READING TEXT:
Presently, it is snowing, the forecast Saturday snow. Probably not enough to make it really skiing friendly but will cover the patterns on the lake ice. Some of ice patterns are wonderful….. On walks around the lake, on two previous days, an eagle was on the nest tree. Looks like we may have another nesting season. They lay eggs near the end of March.The picture of the eagle is from this year although he/she looks the same as last year.
Out on the lake, there were lots of things to see. Some of the old drifts had soaked up enough water to be basically solid but didn’t quite melt into the rest of the water on the lake and form ice. This “snow” covered maybe 1% of the surface, maybe less. Old ski-mobile tracks, where they had been driving on the crust and broken through that layer froze with ice chunks, are now preserved for the season.

REQUIRED WORK:
1. Translate this sentence from the winter lake text into French: "Out on the lake, there were lots of things to see."
2. In the winter lake text, where was the eagle seen on the two previous days?
3. Continue the winter lake text from where it stops.

DATA EXTRACTS:
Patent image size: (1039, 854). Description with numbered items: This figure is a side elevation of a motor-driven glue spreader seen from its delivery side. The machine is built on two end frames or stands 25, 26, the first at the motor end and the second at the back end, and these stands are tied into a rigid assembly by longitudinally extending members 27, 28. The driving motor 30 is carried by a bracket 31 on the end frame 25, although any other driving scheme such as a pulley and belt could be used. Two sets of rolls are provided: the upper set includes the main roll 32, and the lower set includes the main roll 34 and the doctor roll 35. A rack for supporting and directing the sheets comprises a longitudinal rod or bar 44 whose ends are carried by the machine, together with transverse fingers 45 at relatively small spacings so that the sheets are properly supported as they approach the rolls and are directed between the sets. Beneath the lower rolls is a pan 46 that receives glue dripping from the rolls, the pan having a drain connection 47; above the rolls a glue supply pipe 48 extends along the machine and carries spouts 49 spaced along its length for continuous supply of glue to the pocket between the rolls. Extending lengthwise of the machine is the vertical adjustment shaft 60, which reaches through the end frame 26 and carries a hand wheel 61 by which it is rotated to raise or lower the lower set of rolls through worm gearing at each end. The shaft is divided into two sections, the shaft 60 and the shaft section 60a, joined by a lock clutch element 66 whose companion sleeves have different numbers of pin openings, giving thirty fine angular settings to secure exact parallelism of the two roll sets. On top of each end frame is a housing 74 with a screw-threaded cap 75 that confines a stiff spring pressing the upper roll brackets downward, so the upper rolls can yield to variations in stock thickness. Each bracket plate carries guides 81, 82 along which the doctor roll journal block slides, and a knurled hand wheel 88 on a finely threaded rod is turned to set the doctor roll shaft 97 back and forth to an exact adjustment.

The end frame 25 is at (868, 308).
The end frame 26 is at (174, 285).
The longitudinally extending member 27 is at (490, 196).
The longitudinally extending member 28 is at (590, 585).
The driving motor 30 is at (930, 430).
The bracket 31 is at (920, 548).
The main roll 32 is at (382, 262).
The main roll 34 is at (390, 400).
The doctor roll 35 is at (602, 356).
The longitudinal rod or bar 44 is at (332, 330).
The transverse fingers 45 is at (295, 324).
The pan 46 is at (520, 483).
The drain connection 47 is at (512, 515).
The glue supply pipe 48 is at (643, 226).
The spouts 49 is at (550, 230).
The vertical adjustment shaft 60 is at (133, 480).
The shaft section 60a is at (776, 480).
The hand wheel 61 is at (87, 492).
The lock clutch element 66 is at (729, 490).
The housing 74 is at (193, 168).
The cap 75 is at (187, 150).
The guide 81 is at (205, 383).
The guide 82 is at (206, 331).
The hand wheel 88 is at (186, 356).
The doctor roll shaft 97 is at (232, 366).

ANSWERS GIVEN:
1. Sur le lac, il y avait beaucoup de choses à voir.

2. On the nest tree.

3.
But around some of the bigger rocks or in some places that typically have open water all through the winter, there was a bit of open water. Below is a picture of a “lead” (or open water in a lake or ocean.) A lead typically forms off the west end of Stamp Act. It occurs because of pressures associated with expanding and cooling of the ice and winds. Even though there is 8 inches or more of ice in most places on the lake, you still have to be careful. Now, with snow on the lake surface won’t be able to see the thin ice…..Animals have been walking on the lake for awhile and depending on when they walked, their tracks have completely different profiles. I am not sure if my theory is correct but the “prints” that are raised from the ice surface were made a few weeks ago and then they filled in with snow and/or ice. With the ensuing rain event and then freeze, these prints had different properties and formed little spires. The indented prints were from animals walking in the slush after the rain.And as you walk around, there are lots of interesting patterns to see. The little white dots are caused by something and the largest are half an inch across. Getting out on the lake is always special but you can’t always explain what you see.